Task statement | In the records below, pick out all lines containing the word "from".

━━━━━━━━━━━━━━━━━━━━

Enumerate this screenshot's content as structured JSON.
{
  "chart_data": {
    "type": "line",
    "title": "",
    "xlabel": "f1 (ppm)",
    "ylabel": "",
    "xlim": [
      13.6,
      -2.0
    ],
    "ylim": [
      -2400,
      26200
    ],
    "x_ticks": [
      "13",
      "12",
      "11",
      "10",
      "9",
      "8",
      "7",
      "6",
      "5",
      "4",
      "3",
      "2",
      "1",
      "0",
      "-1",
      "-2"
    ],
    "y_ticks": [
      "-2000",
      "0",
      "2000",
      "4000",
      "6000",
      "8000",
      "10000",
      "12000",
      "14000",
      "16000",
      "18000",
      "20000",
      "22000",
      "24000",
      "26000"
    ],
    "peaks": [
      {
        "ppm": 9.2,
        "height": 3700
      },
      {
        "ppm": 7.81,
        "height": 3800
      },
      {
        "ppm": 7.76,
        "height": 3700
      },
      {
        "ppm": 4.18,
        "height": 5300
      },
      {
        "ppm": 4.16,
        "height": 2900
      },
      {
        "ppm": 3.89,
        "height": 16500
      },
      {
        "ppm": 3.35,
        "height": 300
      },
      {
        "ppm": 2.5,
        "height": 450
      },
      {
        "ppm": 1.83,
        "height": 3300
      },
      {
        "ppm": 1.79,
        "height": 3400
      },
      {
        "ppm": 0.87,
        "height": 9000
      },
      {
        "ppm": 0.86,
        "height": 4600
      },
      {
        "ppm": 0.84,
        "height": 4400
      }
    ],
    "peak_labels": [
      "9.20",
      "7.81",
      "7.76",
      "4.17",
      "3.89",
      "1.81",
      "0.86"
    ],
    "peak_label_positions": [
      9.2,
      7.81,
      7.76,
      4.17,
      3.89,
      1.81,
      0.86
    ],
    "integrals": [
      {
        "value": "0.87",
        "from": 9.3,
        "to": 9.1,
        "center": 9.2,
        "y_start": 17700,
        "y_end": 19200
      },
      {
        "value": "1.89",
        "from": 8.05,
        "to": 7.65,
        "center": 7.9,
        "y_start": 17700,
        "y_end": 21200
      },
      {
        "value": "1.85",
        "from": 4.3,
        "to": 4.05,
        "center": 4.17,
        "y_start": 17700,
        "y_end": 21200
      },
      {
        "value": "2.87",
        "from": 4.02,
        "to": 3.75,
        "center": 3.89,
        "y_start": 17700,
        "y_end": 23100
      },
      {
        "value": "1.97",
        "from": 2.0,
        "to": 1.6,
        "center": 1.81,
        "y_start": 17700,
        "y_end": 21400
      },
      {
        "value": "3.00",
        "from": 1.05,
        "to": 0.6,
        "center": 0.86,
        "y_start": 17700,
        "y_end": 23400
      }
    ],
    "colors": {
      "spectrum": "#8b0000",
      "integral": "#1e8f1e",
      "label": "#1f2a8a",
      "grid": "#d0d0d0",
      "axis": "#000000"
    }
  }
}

━━━━━━━━━━━━━━━━━━━━

Written solution |
        "from": 9.3,
        "from": 8.05,
        "from": 4.3,
        "from": 4.02,
        "from": 2.0,
        "from": 1.05,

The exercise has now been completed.